# Do this:
Copy out exactly each line from the line with "Parse this screenshot: output" through the last line of the material below.

=== Provided records ===

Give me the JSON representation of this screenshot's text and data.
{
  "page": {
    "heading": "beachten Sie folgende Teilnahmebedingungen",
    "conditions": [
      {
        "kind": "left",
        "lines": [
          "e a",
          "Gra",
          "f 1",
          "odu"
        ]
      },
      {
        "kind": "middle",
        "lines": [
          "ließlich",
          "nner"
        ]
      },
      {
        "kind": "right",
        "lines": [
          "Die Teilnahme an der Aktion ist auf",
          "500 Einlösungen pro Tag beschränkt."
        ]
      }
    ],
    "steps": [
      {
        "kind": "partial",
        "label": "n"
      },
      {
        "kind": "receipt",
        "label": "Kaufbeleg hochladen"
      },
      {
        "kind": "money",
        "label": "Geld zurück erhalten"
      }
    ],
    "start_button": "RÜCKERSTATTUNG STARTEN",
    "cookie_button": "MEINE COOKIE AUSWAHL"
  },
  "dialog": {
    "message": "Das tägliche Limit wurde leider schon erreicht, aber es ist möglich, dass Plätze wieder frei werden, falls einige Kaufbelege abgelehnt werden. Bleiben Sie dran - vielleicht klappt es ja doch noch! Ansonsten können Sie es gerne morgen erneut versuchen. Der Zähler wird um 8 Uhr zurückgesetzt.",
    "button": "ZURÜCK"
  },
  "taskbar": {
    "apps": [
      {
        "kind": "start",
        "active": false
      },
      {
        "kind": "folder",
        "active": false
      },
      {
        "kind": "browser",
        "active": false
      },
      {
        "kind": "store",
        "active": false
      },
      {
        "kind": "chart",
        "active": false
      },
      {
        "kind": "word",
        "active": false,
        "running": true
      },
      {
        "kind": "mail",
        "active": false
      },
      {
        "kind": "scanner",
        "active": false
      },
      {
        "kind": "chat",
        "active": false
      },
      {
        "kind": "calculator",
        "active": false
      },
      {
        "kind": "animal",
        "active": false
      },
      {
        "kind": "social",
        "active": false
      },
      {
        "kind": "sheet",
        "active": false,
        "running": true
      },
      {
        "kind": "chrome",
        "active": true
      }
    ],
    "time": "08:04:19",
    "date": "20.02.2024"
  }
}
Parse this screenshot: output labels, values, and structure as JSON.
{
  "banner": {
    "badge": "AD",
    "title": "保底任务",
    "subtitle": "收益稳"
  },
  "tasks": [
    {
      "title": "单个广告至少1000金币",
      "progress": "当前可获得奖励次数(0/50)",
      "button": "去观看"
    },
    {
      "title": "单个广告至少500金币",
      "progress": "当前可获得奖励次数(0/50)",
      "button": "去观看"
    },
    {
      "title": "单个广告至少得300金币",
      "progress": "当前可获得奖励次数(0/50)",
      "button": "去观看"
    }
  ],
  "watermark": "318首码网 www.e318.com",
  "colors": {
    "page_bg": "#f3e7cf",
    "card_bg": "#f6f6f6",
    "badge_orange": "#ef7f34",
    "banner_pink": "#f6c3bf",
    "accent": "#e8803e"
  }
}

===

# Written answer:
Parse this screenshot: output labels, values, and structure as JSON.
{
  "banner": {
    "badge": "AD",
    "title": "保底任务",
    "subtitle": "收益稳"
  },
  "tasks": [
    {
      "title": "单个广告至少1000金币",
      "progress": "当前可获得奖励次数(0/50)",
      "button": "去观看"
    },
    {
      "title": "单个广告至少500金币",
      "progress": "当前可获得奖励次数(0/50)",
      "button": "去观看"
    },
    {
      "title": "单个广告至少得300金币",
      "progress": "当前可获得奖励次数(0/50)",
      "button": "去观看"
    }
  ],
  "watermark": "318首码网 www.e318.com",
  "colors": {
    "page_bg": "#f3e7cf",
    "card_bg": "#f6f6f6",
    "badge_orange": "#ef7f34",
    "banner_pink": "#f6c3bf",
    "accent": "#e8803e"
  }
}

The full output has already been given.